--- Listing ---
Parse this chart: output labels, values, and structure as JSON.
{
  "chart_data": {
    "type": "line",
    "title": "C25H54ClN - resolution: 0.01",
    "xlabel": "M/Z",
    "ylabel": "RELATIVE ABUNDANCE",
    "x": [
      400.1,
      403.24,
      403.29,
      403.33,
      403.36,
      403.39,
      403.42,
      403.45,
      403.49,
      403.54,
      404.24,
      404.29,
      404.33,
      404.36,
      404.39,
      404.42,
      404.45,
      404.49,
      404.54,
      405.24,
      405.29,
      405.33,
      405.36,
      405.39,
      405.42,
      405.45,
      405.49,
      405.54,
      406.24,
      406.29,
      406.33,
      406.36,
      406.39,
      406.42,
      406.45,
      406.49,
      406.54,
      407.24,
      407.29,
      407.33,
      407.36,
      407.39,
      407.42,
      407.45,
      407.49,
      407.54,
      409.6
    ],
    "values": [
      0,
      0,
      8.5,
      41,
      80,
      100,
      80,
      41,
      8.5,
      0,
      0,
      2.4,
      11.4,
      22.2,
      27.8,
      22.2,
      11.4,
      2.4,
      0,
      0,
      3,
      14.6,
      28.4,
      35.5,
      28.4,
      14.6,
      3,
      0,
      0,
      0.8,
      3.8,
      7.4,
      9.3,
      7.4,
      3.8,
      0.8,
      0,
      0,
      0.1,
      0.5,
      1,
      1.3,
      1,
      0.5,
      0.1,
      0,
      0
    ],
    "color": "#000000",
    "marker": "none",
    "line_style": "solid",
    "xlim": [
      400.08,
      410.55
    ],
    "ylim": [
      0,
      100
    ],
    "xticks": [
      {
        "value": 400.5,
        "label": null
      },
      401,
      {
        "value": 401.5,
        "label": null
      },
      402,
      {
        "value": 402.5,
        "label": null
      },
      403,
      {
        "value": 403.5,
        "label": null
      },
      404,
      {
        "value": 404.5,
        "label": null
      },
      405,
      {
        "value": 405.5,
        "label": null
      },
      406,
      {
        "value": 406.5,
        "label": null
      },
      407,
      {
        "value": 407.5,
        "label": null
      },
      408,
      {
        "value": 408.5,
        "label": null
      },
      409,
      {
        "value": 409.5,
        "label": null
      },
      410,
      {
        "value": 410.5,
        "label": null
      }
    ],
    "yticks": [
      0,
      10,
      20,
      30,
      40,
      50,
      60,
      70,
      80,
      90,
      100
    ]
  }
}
---
* What you will do:
Repeat every entry word for word.

* Response:
Parse this chart: output labels, values, and structure as JSON.
{
  "chart_data": {
    "type": "line",
    "title": "C25H54ClN - resolution: 0.01",
    "xlabel": "M/Z",
    "ylabel": "RELATIVE ABUNDANCE",
    "x": [
      400.1,
      403.24,
      403.29,
      403.33,
      403.36,
      403.39,
      403.42,
      403.45,
      403.49,
      403.54,
      404.24,
      404.29,
      404.33,
      404.36,
      404.39,
      404.42,
      404.45,
      404.49,
      404.54,
      405.24,
      405.29,
      405.33,
      405.36,
      405.39,
      405.42,
      405.45,
      405.49,
      405.54,
      406.24,
      406.29,
      406.33,
      406.36,
      406.39,
      406.42,
      406.45,
      406.49,
      406.54,
      407.24,
      407.29,
      407.33,
      407.36,
      407.39,
      407.42,
      407.45,
      407.49,
      407.54,
      409.6
    ],
    "values": [
      0,
      0,
      8.5,
      41,
      80,
      100,
      80,
      41,
      8.5,
      0,
      0,
      2.4,
      11.4,
      22.2,
      27.8,
      22.2,
      11.4,
      2.4,
      0,
      0,
      3,
      14.6,
      28.4,
      35.5,
      28.4,
      14.6,
      3,
      0,
      0,
      0.8,
      3.8,
      7.4,
      9.3,
      7.4,
      3.8,
      0.8,
      0,
      0,
      0.1,
      0.5,
      1,
      1.3,
      1,
      0.5,
      0.1,
      0,
      0
    ],
    "color": "#000000",
    "marker": "none",
    "line_style": "solid",
    "xlim": [
      400.08,
      410.55
    ],
    "ylim": [
      0,
      100
    ],
    "xticks": [
      {
        "value": 400.5,
        "label": null
      },
      401,
      {
        "value": 401.5,
        "label": null
      },
      402,
      {
        "value": 402.5,
        "label": null
      },
      403,
      {
        "value": 403.5,
        "label": null
      },
      404,
      {
        "value": 404.5,
        "label": null
      },
      405,
      {
        "value": 405.5,
        "label": null
      },
      406,
      {
        "value": 406.5,
        "label": null
      },
      407,
      {
        "value": 407.5,
        "label": null
      },
      408,
      {
        "value": 408.5,
        "label": null
      },
      409,
      {
        "value": 409.5,
        "label": null
      },
      410,
      {
        "value": 410.5,
        "label": null
      }
    ],
    "yticks": [
      0,
      10,
      20,
      30,
      40,
      50,
      60,
      70,
      80,
      90,
      100
    ]
  }
}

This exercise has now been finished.